# [Short problem]
From the entries that follow, pick out all lines holding "localhost".
--- BEGIN ---
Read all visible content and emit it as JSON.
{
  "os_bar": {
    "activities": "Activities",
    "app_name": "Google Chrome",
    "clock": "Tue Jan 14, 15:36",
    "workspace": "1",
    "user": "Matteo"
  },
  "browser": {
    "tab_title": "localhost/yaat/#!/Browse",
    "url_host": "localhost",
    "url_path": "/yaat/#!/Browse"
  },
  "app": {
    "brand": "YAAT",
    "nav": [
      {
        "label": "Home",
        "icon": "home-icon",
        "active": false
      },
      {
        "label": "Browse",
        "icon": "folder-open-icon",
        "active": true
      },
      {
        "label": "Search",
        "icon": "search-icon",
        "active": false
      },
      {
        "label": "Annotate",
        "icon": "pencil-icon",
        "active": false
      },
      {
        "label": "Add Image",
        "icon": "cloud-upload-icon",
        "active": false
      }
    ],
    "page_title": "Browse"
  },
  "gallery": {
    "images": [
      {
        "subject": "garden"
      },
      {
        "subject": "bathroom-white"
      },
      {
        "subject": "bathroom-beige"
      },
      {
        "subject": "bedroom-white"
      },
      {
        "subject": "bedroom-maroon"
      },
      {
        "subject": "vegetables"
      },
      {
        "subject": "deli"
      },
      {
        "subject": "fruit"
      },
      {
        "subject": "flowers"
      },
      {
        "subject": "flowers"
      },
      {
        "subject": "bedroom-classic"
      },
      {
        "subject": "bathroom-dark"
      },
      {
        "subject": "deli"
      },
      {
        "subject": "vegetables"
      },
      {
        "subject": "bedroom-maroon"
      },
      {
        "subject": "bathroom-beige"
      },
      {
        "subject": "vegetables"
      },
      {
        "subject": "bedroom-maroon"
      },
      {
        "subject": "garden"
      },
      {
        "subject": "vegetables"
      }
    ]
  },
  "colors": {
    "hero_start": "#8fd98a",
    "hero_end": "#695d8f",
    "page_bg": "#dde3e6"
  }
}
--- END ---
--- BEGIN ---
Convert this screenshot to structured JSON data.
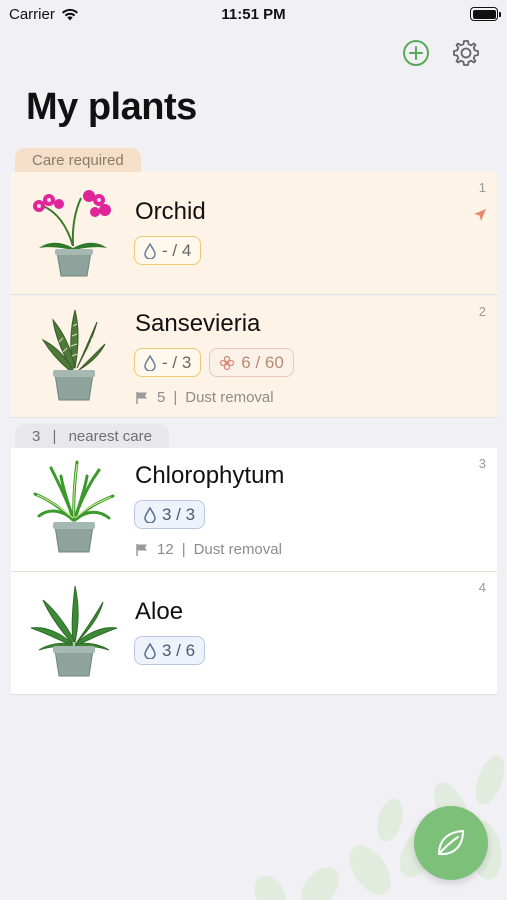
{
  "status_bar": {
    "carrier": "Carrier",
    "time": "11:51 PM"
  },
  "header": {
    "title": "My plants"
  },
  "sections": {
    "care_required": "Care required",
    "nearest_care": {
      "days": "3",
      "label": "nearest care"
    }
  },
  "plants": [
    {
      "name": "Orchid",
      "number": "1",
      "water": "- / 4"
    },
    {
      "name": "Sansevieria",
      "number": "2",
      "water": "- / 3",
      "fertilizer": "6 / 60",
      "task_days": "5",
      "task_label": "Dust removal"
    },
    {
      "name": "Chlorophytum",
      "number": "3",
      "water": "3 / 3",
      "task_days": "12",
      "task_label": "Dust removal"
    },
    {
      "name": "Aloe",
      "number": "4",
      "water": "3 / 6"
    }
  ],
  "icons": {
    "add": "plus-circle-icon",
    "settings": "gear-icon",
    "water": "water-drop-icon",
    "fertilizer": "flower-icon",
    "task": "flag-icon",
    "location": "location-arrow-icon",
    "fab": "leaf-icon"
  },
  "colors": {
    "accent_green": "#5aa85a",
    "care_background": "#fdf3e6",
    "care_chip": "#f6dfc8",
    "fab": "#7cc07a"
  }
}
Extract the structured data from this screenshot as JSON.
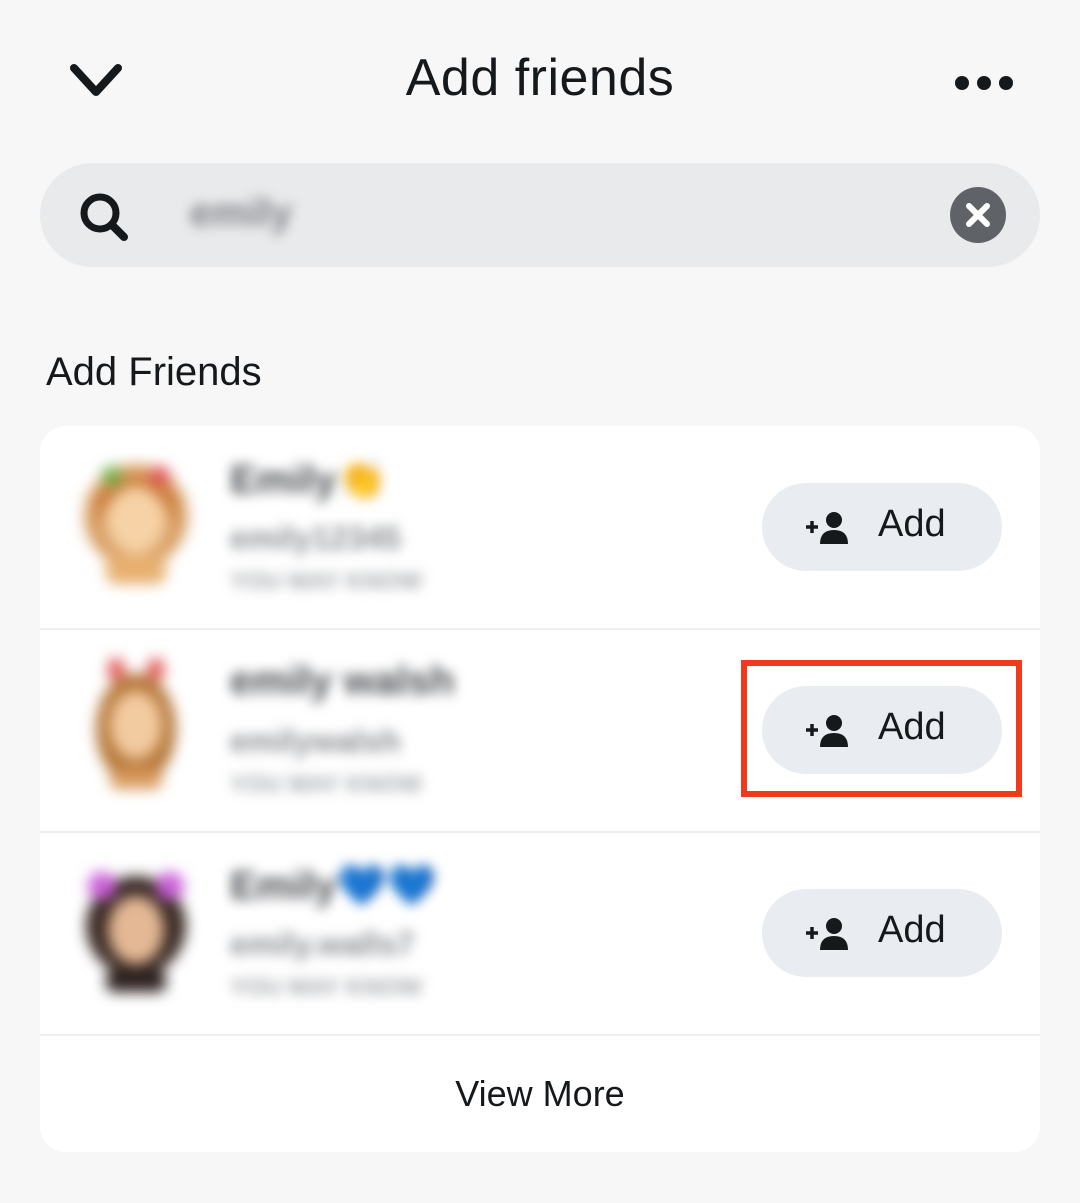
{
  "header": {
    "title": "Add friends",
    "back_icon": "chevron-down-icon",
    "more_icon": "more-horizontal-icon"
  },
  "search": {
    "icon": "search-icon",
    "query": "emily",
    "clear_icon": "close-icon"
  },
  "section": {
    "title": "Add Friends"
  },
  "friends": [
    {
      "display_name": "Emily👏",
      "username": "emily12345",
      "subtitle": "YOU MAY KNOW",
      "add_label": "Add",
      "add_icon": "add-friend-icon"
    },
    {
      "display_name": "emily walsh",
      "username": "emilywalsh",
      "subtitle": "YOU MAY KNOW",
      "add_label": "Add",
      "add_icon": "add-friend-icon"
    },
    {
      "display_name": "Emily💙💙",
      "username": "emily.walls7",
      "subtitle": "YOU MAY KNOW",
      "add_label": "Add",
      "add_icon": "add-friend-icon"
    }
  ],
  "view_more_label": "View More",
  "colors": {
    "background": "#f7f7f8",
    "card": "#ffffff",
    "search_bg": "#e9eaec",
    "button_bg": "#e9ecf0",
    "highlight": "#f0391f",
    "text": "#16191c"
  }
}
--- END ---
--- BEGIN ---
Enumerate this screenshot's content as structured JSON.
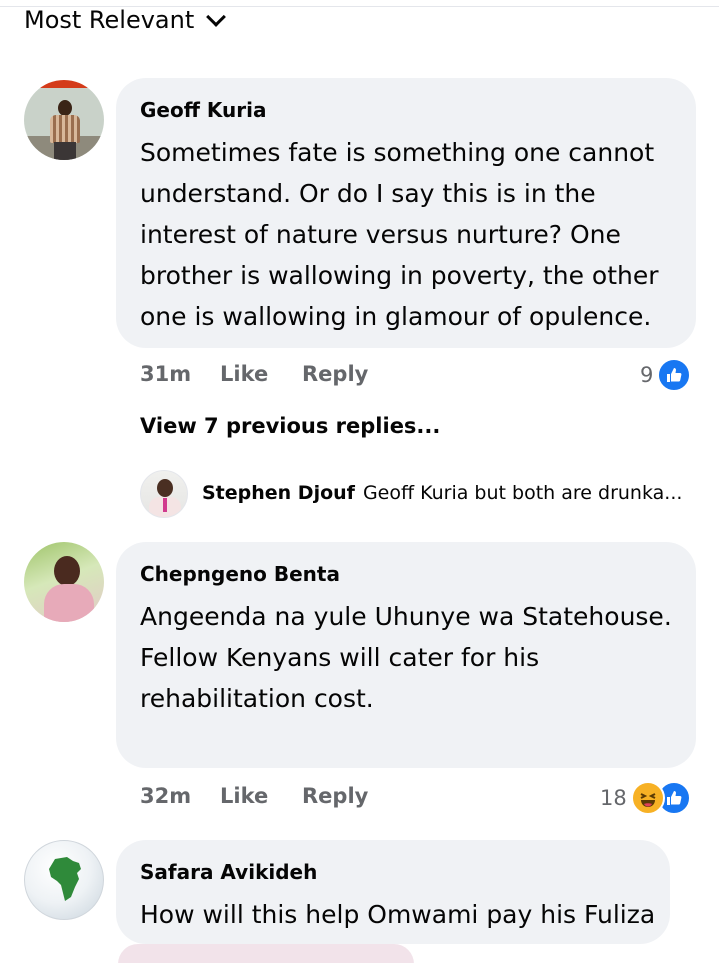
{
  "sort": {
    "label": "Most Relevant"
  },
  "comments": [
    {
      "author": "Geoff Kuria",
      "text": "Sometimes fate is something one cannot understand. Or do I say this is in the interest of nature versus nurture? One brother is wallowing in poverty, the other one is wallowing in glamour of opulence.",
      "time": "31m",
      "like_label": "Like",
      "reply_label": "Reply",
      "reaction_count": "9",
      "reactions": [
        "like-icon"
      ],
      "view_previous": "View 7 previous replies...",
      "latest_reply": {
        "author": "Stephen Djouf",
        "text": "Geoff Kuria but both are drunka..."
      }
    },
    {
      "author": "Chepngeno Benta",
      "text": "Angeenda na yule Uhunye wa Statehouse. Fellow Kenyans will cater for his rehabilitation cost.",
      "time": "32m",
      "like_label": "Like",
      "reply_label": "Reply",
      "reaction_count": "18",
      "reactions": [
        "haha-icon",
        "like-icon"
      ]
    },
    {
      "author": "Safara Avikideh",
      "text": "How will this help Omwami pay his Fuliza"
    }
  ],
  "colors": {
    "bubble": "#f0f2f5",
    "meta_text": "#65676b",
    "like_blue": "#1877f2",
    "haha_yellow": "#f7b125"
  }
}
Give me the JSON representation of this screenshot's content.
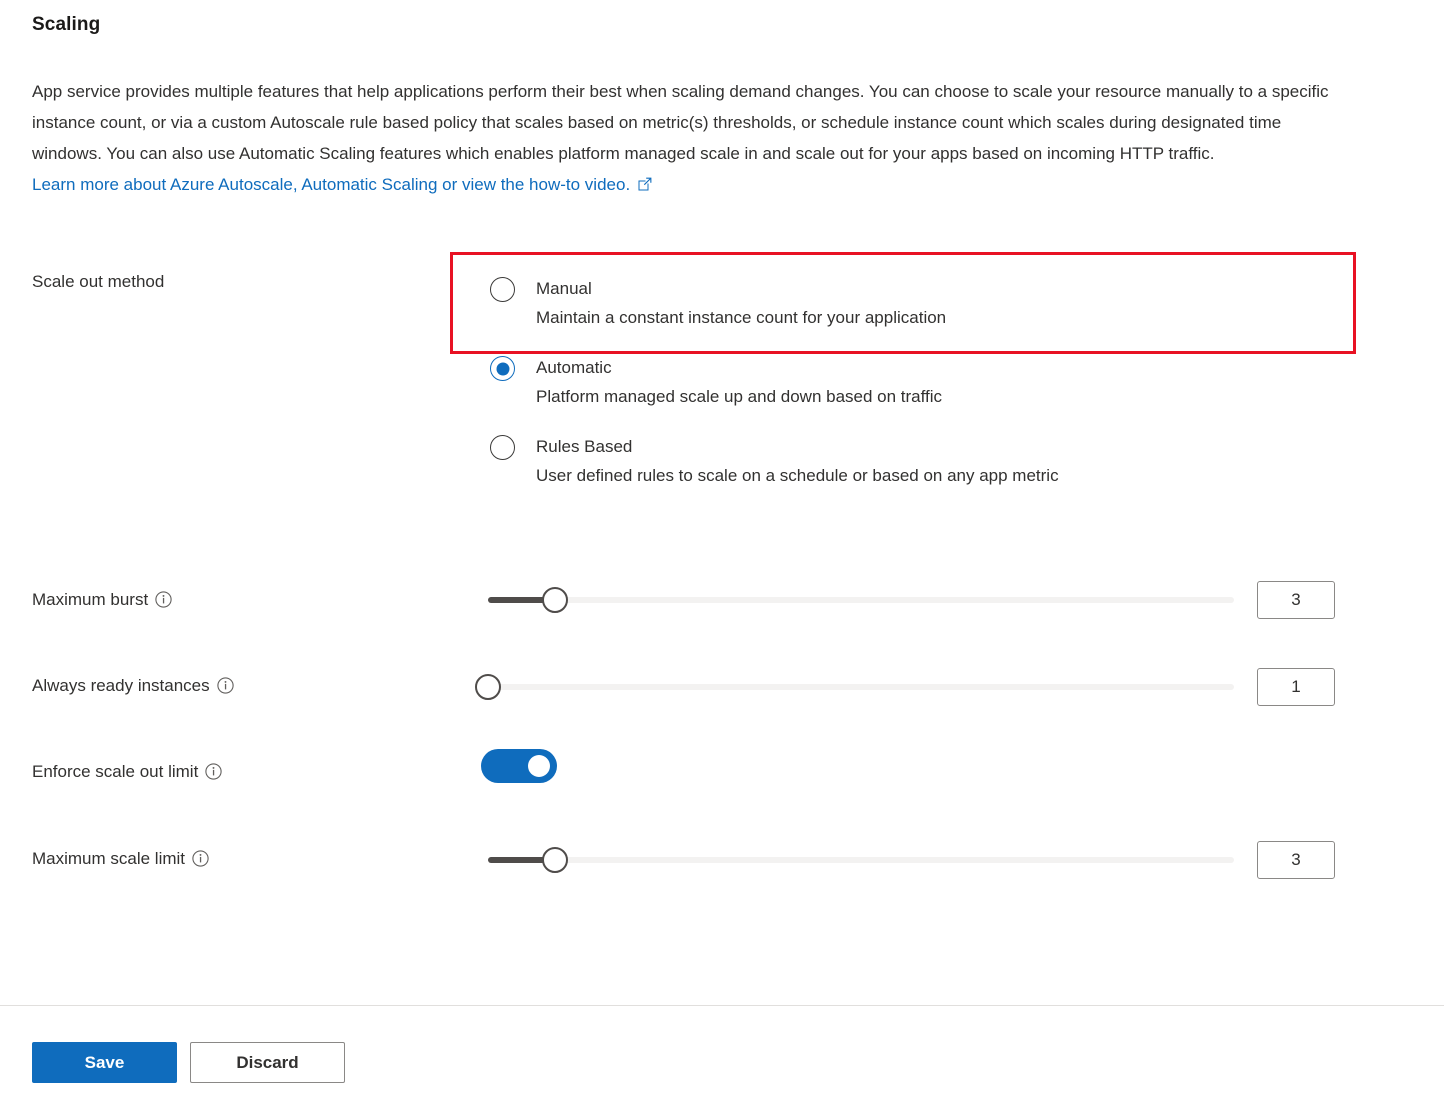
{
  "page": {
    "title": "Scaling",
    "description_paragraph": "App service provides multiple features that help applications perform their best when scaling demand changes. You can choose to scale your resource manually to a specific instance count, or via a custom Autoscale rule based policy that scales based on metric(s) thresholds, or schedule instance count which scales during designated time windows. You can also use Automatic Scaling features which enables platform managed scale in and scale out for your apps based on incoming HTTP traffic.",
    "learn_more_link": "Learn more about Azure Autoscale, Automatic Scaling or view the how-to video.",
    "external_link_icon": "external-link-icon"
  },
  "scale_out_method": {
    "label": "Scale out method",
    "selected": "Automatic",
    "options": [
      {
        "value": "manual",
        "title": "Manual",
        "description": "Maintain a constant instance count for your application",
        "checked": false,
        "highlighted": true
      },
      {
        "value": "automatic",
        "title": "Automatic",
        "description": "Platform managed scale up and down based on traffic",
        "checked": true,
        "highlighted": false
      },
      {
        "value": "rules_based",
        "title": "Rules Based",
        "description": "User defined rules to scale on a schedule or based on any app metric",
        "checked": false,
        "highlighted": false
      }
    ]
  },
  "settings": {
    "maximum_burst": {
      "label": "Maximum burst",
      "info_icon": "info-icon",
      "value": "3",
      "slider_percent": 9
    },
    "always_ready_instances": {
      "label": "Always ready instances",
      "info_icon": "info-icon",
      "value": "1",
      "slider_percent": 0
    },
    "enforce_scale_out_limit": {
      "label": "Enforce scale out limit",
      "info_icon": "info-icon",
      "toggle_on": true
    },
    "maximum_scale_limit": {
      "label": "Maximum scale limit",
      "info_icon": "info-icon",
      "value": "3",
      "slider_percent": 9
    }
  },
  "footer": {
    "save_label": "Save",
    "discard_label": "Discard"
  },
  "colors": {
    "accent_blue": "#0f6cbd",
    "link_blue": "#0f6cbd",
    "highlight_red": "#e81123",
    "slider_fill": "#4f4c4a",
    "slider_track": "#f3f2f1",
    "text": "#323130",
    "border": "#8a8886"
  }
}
--- END ---
# [Solution below]
    "tab_title": "localhost/yaat/#!/Browse",
    "url_host": "localhost",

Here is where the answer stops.